* **Written request A**
Please write out the team events article from "That said, the" through "the better choice.", changing "Switzerland" to "Austria".

Team events

Indoor or Outdoor?

The format decides, not the location

"Indoor or outdoor?" comes up first in almost every planning meeting. It sounds fundamental, but mostly isn't. Whether a team event lands well rarely depends on whether the group is standing inside or outside. It depends on whether everyone has a task, whether there's a shared goal, and whether something tangible is left at the end.

That said, the question isn't entirely irrelevant. Planning an event in Switzerland in February brings different conditions than in June. And a team that sits in the office all day craves different stimulation than one that's already constantly out and about. Let's look honestly at both sides - and then at what actually decides things.

Outdoor: different energy, different risks

Outdoor brings movement, fresh air, new backdrops. A Filmevent at a city waterfront, in a park or against an industrial setting has a different visual quality than in a hotel ballroom. Crews find shooting locations the script didn't include, the story grounds itself in real space, the finished film looks more polished. For teams that like to move and enjoy variety, outdoor is often the better choice.

The flip side: the weather doesn't always cooperate, logistics are more involved, and passers-by, traffic noise or sudden showers can throw the shooting plan. We've had outdoor events that, because of sudden rain, moved into the hotel corridor and stairwell - and ended up shooting their best scenes there. That was luck with the venue, not strategy.

Indoor: predictable, fast, focused

Indoor is weatherproof, quick to start, with short distances. Anyone wanting to begin the programme at nine sharp without spending half the morning on weather contingencies plans indoor. At a Filmevent the group gets into flow more quickly because no variables are open. Rooms are booked, equipment is set, crews can start immediately.

* **Supplied data**
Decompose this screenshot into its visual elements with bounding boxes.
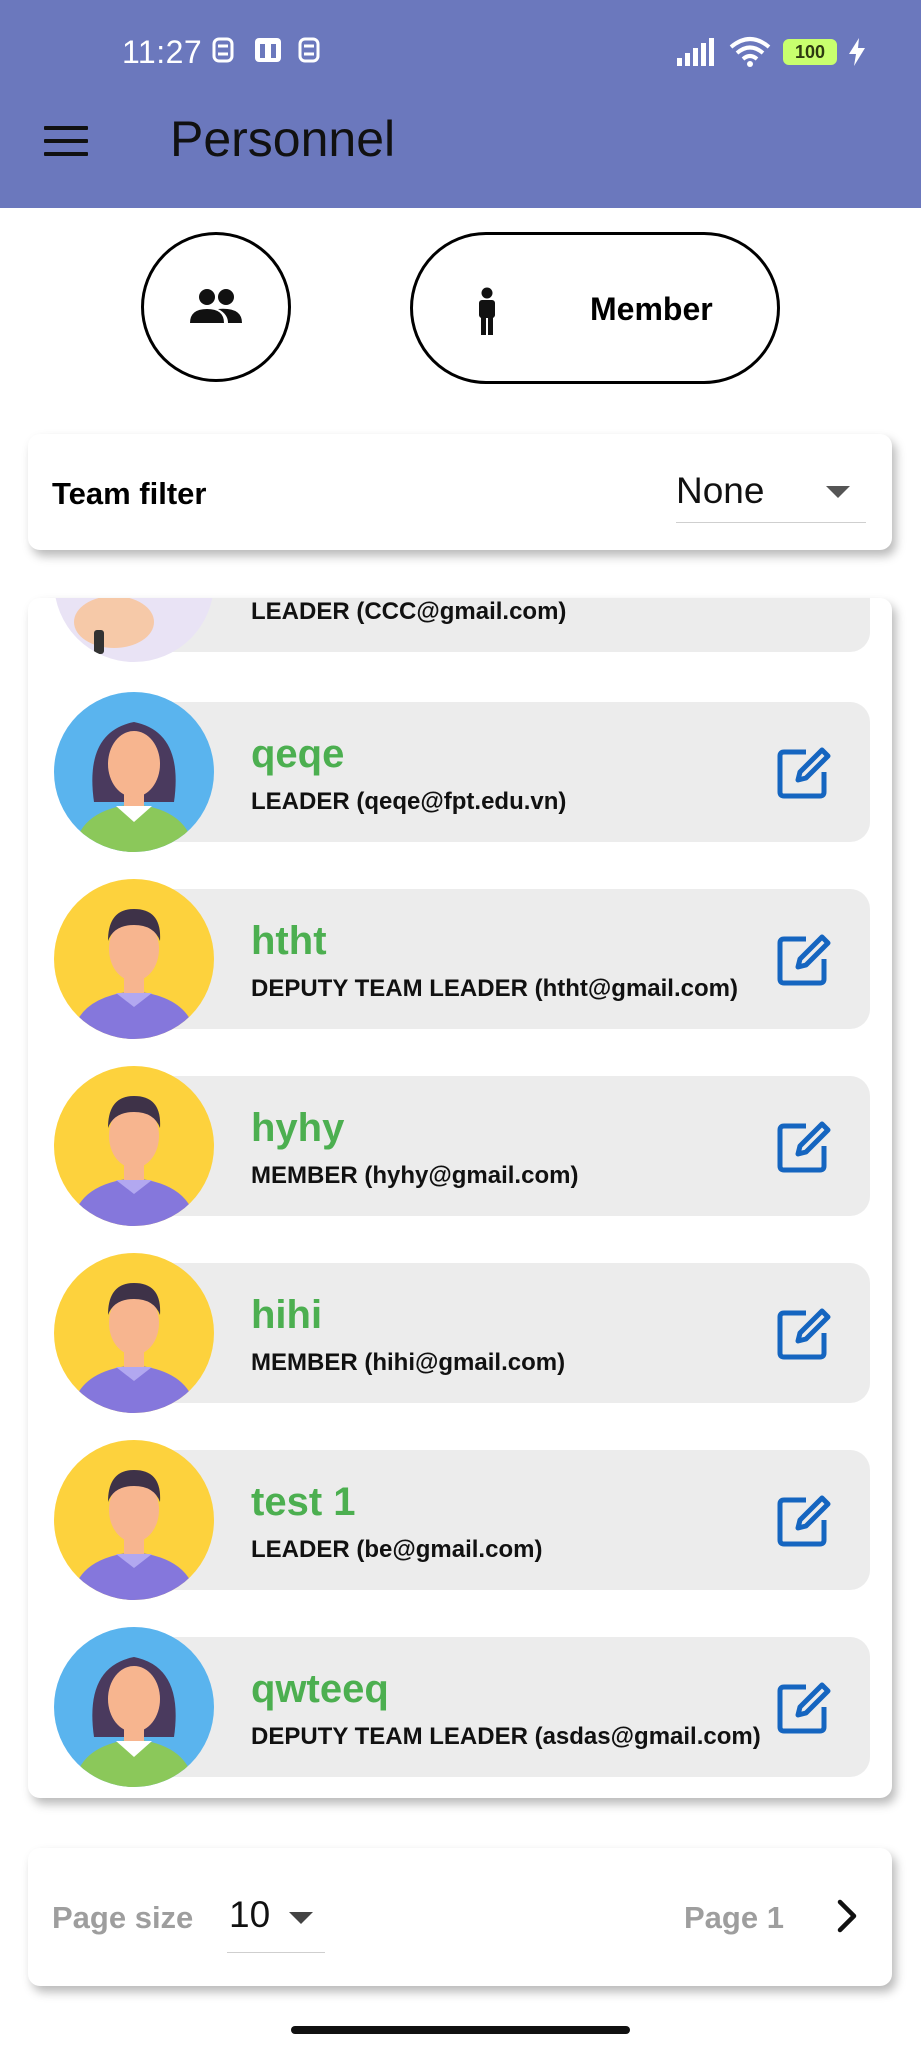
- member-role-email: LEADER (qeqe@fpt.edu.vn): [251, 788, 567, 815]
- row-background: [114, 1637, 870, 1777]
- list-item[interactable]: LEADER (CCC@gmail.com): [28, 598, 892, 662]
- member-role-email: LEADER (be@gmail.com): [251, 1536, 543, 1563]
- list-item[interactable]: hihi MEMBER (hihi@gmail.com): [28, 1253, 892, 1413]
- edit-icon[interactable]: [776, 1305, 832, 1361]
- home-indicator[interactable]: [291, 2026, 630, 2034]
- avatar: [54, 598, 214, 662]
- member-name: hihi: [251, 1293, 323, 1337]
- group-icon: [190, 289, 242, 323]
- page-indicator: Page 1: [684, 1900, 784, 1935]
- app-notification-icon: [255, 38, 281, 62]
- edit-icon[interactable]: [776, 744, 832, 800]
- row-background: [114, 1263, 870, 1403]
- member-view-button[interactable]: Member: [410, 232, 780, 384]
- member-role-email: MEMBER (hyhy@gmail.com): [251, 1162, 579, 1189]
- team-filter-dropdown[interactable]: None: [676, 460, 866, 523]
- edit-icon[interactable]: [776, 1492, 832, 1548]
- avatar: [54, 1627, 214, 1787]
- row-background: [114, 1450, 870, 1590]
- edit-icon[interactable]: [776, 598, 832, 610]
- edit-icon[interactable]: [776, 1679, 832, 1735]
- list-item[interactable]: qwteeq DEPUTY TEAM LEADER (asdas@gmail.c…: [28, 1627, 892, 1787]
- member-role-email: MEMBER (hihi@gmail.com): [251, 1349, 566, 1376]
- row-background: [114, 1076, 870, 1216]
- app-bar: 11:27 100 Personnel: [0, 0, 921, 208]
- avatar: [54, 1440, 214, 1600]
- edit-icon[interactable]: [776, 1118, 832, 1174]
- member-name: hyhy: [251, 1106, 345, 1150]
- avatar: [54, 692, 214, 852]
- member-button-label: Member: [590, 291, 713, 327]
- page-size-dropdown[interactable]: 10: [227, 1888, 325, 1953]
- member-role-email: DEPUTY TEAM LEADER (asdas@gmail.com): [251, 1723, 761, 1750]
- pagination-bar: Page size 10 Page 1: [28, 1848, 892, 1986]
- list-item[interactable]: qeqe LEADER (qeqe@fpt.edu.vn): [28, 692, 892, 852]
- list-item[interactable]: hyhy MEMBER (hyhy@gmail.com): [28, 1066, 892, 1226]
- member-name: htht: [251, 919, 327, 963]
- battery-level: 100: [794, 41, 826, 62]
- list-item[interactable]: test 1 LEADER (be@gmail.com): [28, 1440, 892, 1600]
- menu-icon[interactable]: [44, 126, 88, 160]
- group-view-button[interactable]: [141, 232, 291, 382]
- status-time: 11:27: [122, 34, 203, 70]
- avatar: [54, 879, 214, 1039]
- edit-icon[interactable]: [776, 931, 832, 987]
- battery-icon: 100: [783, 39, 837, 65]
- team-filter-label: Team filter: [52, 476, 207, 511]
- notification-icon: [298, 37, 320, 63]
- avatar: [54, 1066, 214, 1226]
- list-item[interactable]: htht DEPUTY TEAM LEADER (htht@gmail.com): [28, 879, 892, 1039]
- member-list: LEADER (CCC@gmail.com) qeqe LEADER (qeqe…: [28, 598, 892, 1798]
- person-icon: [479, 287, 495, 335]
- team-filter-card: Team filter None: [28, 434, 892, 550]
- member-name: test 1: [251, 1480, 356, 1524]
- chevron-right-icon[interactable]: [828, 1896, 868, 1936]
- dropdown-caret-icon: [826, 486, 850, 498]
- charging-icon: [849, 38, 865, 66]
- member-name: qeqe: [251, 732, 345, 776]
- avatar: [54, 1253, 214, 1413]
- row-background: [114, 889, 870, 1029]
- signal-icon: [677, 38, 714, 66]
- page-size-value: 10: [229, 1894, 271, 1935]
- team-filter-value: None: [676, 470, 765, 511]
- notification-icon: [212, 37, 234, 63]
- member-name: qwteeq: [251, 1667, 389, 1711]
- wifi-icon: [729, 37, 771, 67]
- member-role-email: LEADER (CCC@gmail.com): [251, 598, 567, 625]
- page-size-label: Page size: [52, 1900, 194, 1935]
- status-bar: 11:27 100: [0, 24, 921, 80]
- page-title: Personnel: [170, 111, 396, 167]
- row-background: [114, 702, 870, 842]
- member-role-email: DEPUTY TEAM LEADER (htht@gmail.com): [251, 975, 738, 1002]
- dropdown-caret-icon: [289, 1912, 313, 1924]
---
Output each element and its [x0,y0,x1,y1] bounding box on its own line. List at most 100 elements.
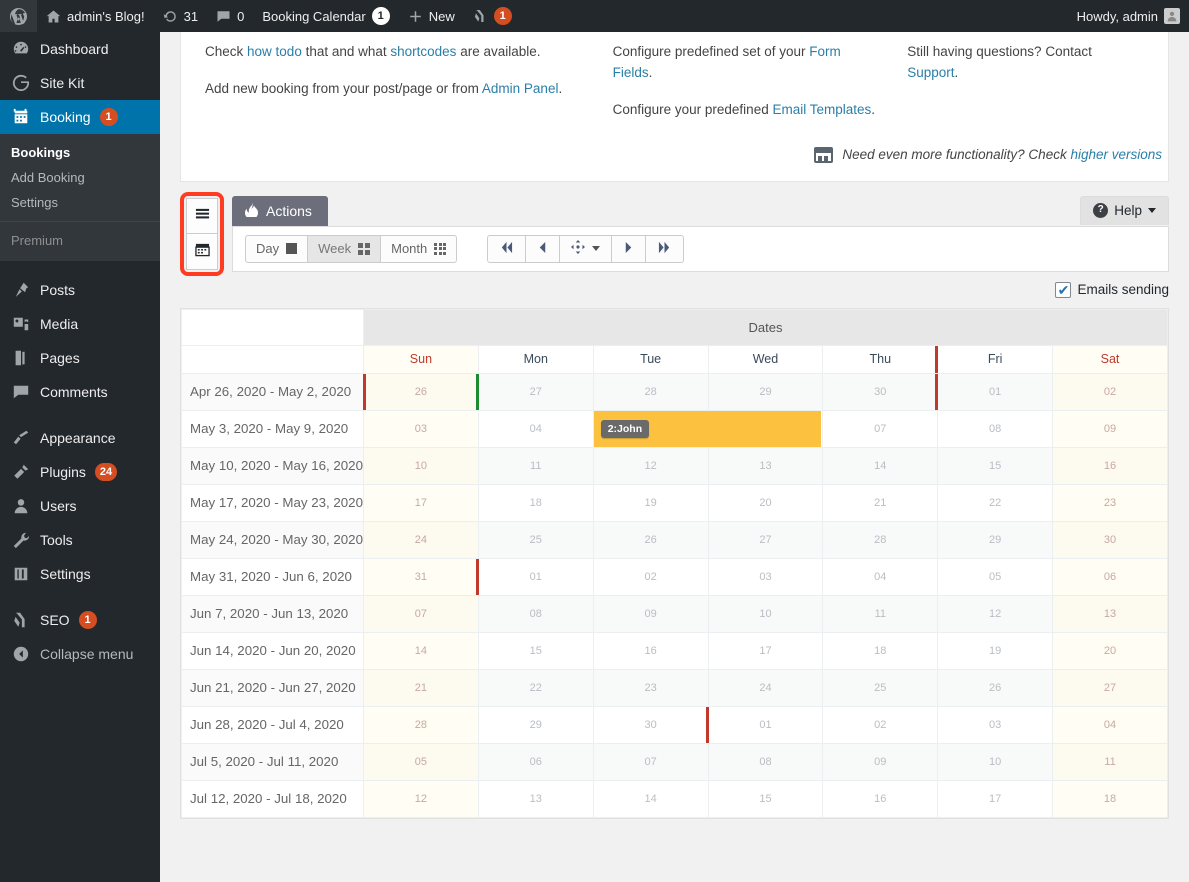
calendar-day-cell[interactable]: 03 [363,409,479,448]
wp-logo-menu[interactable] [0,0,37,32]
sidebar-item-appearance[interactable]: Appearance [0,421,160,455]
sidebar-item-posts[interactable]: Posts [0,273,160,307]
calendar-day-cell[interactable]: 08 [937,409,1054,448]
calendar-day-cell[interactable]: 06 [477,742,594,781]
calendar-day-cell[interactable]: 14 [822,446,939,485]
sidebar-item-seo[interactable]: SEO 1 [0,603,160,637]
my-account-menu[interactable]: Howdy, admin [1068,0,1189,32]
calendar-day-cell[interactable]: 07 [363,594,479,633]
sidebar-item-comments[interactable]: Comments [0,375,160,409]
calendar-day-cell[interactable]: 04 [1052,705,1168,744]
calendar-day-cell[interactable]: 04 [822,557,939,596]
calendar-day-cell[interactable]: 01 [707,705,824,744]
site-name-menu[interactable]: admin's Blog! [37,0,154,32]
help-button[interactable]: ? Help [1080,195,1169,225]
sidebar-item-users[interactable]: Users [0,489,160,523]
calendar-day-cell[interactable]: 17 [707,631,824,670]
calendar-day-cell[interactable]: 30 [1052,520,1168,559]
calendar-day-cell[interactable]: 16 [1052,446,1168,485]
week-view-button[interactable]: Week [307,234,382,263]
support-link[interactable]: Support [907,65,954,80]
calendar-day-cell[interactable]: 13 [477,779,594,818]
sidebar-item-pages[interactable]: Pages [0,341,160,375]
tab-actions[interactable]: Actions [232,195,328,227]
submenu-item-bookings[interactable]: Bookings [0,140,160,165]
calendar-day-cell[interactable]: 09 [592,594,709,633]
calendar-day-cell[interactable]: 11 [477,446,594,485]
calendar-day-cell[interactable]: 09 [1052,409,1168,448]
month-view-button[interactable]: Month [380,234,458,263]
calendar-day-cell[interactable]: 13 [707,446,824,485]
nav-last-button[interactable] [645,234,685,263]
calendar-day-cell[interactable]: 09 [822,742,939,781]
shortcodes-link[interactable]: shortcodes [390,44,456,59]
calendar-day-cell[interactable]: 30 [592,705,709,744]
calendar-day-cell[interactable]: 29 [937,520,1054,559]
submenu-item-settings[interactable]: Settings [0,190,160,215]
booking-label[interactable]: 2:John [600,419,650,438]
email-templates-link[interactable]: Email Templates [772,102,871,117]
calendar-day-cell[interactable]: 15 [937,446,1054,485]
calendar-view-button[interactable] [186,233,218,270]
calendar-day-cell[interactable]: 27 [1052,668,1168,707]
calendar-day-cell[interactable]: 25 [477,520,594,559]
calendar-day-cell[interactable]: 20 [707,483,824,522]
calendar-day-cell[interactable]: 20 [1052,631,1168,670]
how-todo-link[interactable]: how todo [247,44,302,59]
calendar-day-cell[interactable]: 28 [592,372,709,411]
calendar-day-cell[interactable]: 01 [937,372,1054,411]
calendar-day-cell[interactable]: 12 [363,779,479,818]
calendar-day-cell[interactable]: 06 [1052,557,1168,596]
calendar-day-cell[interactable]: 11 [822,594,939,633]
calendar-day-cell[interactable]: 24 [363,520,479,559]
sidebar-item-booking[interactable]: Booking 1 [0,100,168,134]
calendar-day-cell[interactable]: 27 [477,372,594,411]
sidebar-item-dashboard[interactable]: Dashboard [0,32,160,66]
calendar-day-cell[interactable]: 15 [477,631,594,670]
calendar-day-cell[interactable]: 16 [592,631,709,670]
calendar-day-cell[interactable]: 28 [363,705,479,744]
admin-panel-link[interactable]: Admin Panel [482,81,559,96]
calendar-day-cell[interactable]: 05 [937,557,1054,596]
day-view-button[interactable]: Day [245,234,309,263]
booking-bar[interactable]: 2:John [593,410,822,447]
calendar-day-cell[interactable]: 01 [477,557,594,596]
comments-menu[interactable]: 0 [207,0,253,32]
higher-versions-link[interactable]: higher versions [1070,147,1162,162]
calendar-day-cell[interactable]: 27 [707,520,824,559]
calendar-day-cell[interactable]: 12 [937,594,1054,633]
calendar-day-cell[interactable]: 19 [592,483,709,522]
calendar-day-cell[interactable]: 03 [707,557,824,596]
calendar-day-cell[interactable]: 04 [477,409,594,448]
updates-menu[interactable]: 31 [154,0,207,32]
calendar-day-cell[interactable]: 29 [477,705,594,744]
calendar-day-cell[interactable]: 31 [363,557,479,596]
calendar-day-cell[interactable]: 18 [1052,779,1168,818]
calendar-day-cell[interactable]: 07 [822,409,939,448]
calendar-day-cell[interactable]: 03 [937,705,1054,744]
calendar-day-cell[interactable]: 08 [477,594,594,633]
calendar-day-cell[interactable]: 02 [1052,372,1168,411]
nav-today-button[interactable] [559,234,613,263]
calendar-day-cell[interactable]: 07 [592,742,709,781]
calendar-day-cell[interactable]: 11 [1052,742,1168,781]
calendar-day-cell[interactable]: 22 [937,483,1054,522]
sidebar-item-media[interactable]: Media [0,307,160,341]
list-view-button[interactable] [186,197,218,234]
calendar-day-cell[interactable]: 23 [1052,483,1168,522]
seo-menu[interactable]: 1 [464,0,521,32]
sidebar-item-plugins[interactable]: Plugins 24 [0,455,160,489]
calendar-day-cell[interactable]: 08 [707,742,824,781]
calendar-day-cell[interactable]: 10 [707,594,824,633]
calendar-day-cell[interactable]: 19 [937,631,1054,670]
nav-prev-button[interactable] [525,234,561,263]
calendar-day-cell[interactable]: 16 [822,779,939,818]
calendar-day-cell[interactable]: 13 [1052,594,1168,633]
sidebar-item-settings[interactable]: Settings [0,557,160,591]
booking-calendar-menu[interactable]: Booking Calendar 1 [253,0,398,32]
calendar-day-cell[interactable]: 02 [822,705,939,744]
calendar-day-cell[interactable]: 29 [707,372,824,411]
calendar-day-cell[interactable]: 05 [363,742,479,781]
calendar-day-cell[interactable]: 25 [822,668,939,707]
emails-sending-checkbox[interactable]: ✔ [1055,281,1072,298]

* **Written request B**
Reproduce these lines of the records above exactly, starting with the line with "calendar-day-cell[interactable]: 03 [363,409,479,448]" and going on through the line with "calendar-day-cell[interactable]: 29 [937,520,1054,559]".

* **Complete output A**
That said, the question isn't entirely irrelevant. Planning an event in Austria in February brings different conditions than in June. And a team that sits in the office all day craves different stimulation than one that's already constantly out and about. Let's look honestly at both sides - and then at what actually decides things.

Outdoor: different energy, different risks

Outdoor brings movement, fresh air, new backdrops. A Filmevent at a city waterfront, in a park or against an industrial setting has a different visual quality than in a hotel ballroom. Crews find shooting locations the script didn't include, the story grounds itself in real space, the finished film looks more polished. For teams that like to move and enjoy variety, outdoor is often the better choice.

* **Complete output B**
calendar-day-cell[interactable]: 03 [363,409,479,448]
wp-logo-menu[interactable] [0,0,37,32]
sidebar-item-appearance[interactable]: Appearance [0,421,160,455]
sidebar-item-posts[interactable]: Posts [0,273,160,307]
calendar-day-cell[interactable]: 08 [937,409,1054,448]
calendar-day-cell[interactable]: 06 [477,742,594,781]
calendar-day-cell[interactable]: 14 [822,446,939,485]
sidebar-item-seo[interactable]: SEO 1 [0,603,160,637]
my-account-menu[interactable]: Howdy, admin [1068,0,1189,32]
calendar-day-cell[interactable]: 07 [363,594,479,633]
sidebar-item-comments[interactable]: Comments [0,375,160,409]
calendar-day-cell[interactable]: 04 [1052,705,1168,744]
calendar-day-cell[interactable]: 04 [822,557,939,596]
calendar-day-cell[interactable]: 01 [707,705,824,744]
site-name-menu[interactable]: admin's Blog! [37,0,154,32]
help-button[interactable]: ? Help [1080,195,1169,225]
sidebar-item-users[interactable]: Users [0,489,160,523]
calendar-day-cell[interactable]: 17 [707,631,824,670]
calendar-day-cell[interactable]: 30 [1052,520,1168,559]
calendar-day-cell[interactable]: 16 [1052,446,1168,485]
week-view-button[interactable]: Week [307,234,382,263]
support-link[interactable]: Support [907,65,954,80]
calendar-day-cell[interactable]: 13 [477,779,594,818]
sidebar-item-pages[interactable]: Pages [0,341,160,375]
tab-actions[interactable]: Actions [232,195,328,227]
submenu-item-bookings[interactable]: Bookings [0,140,160,165]
calendar-day-cell[interactable]: 09 [592,594,709,633]
calendar-day-cell[interactable]: 11 [477,446,594,485]
calendar-day-cell[interactable]: 09 [1052,409,1168,448]
month-view-button[interactable]: Month [380,234,458,263]
calendar-day-cell[interactable]: 13 [707,446,824,485]
nav-last-button[interactable] [645,234,685,263]
calendar-day-cell[interactable]: 09 [822,742,939,781]
shortcodes-link[interactable]: shortcodes [390,44,456,59]
calendar-day-cell[interactable]: 30 [592,705,709,744]
calendar-day-cell[interactable]: 29 [937,520,1054,559]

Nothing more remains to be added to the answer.